-- Begin Input records --

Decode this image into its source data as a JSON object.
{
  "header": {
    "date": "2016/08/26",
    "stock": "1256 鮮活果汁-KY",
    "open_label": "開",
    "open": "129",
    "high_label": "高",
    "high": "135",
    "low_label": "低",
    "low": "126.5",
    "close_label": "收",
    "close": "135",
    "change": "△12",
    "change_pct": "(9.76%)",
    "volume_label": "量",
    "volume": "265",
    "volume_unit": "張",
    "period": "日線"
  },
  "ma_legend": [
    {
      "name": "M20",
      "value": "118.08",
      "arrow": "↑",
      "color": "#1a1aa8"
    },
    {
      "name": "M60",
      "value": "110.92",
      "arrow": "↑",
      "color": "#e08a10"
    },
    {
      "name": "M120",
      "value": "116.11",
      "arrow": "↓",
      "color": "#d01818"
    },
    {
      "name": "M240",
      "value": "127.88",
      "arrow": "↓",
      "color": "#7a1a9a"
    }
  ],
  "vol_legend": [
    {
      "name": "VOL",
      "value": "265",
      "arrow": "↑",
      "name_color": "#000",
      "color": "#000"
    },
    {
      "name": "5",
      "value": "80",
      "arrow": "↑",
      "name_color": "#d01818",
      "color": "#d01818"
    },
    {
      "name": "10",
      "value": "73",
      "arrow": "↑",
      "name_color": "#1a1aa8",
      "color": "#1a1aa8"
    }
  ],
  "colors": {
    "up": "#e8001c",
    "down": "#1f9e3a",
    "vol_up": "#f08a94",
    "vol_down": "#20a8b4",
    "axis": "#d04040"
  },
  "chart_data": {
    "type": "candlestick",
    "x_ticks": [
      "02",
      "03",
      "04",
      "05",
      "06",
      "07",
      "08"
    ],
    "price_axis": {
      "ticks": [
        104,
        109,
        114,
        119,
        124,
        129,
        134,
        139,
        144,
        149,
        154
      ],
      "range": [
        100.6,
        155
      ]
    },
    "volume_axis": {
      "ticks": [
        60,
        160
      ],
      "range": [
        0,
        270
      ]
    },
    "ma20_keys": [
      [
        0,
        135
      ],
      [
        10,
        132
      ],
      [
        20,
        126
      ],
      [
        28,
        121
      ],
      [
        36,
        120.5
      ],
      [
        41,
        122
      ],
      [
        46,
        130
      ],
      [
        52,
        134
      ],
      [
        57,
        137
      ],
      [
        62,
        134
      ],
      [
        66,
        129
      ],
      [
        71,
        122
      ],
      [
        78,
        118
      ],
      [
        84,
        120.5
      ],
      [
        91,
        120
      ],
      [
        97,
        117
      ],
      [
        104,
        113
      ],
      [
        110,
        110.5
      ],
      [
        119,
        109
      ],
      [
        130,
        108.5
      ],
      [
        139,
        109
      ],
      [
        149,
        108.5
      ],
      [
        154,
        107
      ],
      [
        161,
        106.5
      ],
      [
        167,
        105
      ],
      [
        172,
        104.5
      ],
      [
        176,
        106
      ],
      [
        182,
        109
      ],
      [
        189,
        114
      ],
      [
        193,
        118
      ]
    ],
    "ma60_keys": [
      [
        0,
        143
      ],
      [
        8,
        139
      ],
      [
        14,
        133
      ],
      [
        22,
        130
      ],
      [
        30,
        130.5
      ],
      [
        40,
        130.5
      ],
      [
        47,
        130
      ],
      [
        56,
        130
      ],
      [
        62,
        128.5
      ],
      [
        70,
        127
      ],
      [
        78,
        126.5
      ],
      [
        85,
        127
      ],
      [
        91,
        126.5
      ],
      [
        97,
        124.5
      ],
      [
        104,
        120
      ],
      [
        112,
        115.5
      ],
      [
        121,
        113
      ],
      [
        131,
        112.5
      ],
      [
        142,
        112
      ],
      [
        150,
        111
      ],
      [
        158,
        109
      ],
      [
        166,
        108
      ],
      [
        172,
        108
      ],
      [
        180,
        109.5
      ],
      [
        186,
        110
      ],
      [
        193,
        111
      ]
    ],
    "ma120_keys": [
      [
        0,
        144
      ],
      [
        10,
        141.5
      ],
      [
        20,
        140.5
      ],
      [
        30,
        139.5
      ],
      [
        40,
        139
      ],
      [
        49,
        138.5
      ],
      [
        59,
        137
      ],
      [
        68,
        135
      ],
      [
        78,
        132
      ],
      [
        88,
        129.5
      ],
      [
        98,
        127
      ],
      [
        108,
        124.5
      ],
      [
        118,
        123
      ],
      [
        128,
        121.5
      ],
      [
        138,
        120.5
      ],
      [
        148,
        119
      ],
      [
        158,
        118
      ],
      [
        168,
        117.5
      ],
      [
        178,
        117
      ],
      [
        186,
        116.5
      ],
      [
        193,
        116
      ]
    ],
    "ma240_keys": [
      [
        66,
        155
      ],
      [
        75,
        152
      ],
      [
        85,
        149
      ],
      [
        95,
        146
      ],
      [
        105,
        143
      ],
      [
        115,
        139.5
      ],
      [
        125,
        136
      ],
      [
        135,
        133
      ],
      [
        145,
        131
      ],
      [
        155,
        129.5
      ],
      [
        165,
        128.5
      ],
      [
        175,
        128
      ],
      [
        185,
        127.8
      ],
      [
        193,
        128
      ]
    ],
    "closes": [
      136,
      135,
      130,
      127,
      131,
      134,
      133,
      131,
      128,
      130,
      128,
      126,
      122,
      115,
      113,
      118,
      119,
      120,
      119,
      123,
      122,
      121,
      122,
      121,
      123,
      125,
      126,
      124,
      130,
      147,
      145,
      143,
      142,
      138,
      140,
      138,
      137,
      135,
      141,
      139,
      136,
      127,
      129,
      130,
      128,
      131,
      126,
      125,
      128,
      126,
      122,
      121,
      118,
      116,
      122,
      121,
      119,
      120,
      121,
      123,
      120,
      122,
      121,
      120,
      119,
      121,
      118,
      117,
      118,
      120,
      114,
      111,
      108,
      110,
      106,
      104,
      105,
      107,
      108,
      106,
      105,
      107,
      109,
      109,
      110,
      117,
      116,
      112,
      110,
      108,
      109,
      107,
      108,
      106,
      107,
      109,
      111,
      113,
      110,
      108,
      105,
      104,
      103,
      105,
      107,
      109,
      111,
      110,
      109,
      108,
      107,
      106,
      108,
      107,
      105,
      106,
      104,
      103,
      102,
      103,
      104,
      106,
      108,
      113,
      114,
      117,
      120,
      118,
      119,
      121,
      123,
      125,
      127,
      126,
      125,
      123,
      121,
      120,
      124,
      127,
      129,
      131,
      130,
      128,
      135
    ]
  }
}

-- End Input records --

Copy every record exactly as presented.

Decode this image into its source data as a JSON object.
{
  "header": {
    "date": "2016/08/26",
    "stock": "1256 鮮活果汁-KY",
    "open_label": "開",
    "open": "129",
    "high_label": "高",
    "high": "135",
    "low_label": "低",
    "low": "126.5",
    "close_label": "收",
    "close": "135",
    "change": "△12",
    "change_pct": "(9.76%)",
    "volume_label": "量",
    "volume": "265",
    "volume_unit": "張",
    "period": "日線"
  },
  "ma_legend": [
    {
      "name": "M20",
      "value": "118.08",
      "arrow": "↑",
      "color": "#1a1aa8"
    },
    {
      "name": "M60",
      "value": "110.92",
      "arrow": "↑",
      "color": "#e08a10"
    },
    {
      "name": "M120",
      "value": "116.11",
      "arrow": "↓",
      "color": "#d01818"
    },
    {
      "name": "M240",
      "value": "127.88",
      "arrow": "↓",
      "color": "#7a1a9a"
    }
  ],
  "vol_legend": [
    {
      "name": "VOL",
      "value": "265",
      "arrow": "↑",
      "name_color": "#000",
      "color": "#000"
    },
    {
      "name": "5",
      "value": "80",
      "arrow": "↑",
      "name_color": "#d01818",
      "color": "#d01818"
    },
    {
      "name": "10",
      "value": "73",
      "arrow": "↑",
      "name_color": "#1a1aa8",
      "color": "#1a1aa8"
    }
  ],
  "colors": {
    "up": "#e8001c",
    "down": "#1f9e3a",
    "vol_up": "#f08a94",
    "vol_down": "#20a8b4",
    "axis": "#d04040"
  },
  "chart_data": {
    "type": "candlestick",
    "x_ticks": [
      "02",
      "03",
      "04",
      "05",
      "06",
      "07",
      "08"
    ],
    "price_axis": {
      "ticks": [
        104,
        109,
        114,
        119,
        124,
        129,
        134,
        139,
        144,
        149,
        154
      ],
      "range": [
        100.6,
        155
      ]
    },
    "volume_axis": {
      "ticks": [
        60,
        160
      ],
      "range": [
        0,
        270
      ]
    },
    "ma20_keys": [
      [
        0,
        135
      ],
      [
        10,
        132
      ],
      [
        20,
        126
      ],
      [
        28,
        121
      ],
      [
        36,
        120.5
      ],
      [
        41,
        122
      ],
      [
        46,
        130
      ],
      [
        52,
        134
      ],
      [
        57,
        137
      ],
      [
        62,
        134
      ],
      [
        66,
        129
      ],
      [
        71,
        122
      ],
      [
        78,
        118
      ],
      [
        84,
        120.5
      ],
      [
        91,
        120
      ],
      [
        97,
        117
      ],
      [
        104,
        113
      ],
      [
        110,
        110.5
      ],
      [
        119,
        109
      ],
      [
        130,
        108.5
      ],
      [
        139,
        109
      ],
      [
        149,
        108.5
      ],
      [
        154,
        107
      ],
      [
        161,
        106.5
      ],
      [
        167,
        105
      ],
      [
        172,
        104.5
      ],
      [
        176,
        106
      ],
      [
        182,
        109
      ],
      [
        189,
        114
      ],
      [
        193,
        118
      ]
    ],
    "ma60_keys": [
      [
        0,
        143
      ],
      [
        8,
        139
      ],
      [
        14,
        133
      ],
      [
        22,
        130
      ],
      [
        30,
        130.5
      ],
      [
        40,
        130.5
      ],
      [
        47,
        130
      ],
      [
        56,
        130
      ],
      [
        62,
        128.5
      ],
      [
        70,
        127
      ],
      [
        78,
        126.5
      ],
      [
        85,
        127
      ],
      [
        91,
        126.5
      ],
      [
        97,
        124.5
      ],
      [
        104,
        120
      ],
      [
        112,
        115.5
      ],
      [
        121,
        113
      ],
      [
        131,
        112.5
      ],
      [
        142,
        112
      ],
      [
        150,
        111
      ],
      [
        158,
        109
      ],
      [
        166,
        108
      ],
      [
        172,
        108
      ],
      [
        180,
        109.5
      ],
      [
        186,
        110
      ],
      [
        193,
        111
      ]
    ],
    "ma120_keys": [
      [
        0,
        144
      ],
      [
        10,
        141.5
      ],
      [
        20,
        140.5
      ],
      [
        30,
        139.5
      ],
      [
        40,
        139
      ],
      [
        49,
        138.5
      ],
      [
        59,
        137
      ],
      [
        68,
        135
      ],
      [
        78,
        132
      ],
      [
        88,
        129.5
      ],
      [
        98,
        127
      ],
      [
        108,
        124.5
      ],
      [
        118,
        123
      ],
      [
        128,
        121.5
      ],
      [
        138,
        120.5
      ],
      [
        148,
        119
      ],
      [
        158,
        118
      ],
      [
        168,
        117.5
      ],
      [
        178,
        117
      ],
      [
        186,
        116.5
      ],
      [
        193,
        116
      ]
    ],
    "ma240_keys": [
      [
        66,
        155
      ],
      [
        75,
        152
      ],
      [
        85,
        149
      ],
      [
        95,
        146
      ],
      [
        105,
        143
      ],
      [
        115,
        139.5
      ],
      [
        125,
        136
      ],
      [
        135,
        133
      ],
      [
        145,
        131
      ],
      [
        155,
        129.5
      ],
      [
        165,
        128.5
      ],
      [
        175,
        128
      ],
      [
        185,
        127.8
      ],
      [
        193,
        128
      ]
    ],
    "closes": [
      136,
      135,
      130,
      127,
      131,
      134,
      133,
      131,
      128,
      130,
      128,
      126,
      122,
      115,
      113,
      118,
      119,
      120,
      119,
      123,
      122,
      121,
      122,
      121,
      123,
      125,
      126,
      124,
      130,
      147,
      145,
      143,
      142,
      138,
      140,
      138,
      137,
      135,
      141,
      139,
      136,
      127,
      129,
      130,
      128,
      131,
      126,
      125,
      128,
      126,
      122,
      121,
      118,
      116,
      122,
      121,
      119,
      120,
      121,
      123,
      120,
      122,
      121,
      120,
      119,
      121,
      118,
      117,
      118,
      120,
      114,
      111,
      108,
      110,
      106,
      104,
      105,
      107,
      108,
      106,
      105,
      107,
      109,
      109,
      110,
      117,
      116,
      112,
      110,
      108,
      109,
      107,
      108,
      106,
      107,
      109,
      111,
      113,
      110,
      108,
      105,
      104,
      103,
      105,
      107,
      109,
      111,
      110,
      109,
      108,
      107,
      106,
      108,
      107,
      105,
      106,
      104,
      103,
      102,
      103,
      104,
      106,
      108,
      113,
      114,
      117,
      120,
      118,
      119,
      121,
      123,
      125,
      127,
      126,
      125,
      123,
      121,
      120,
      124,
      127,
      129,
      131,
      130,
      128,
      135
    ]
  }
}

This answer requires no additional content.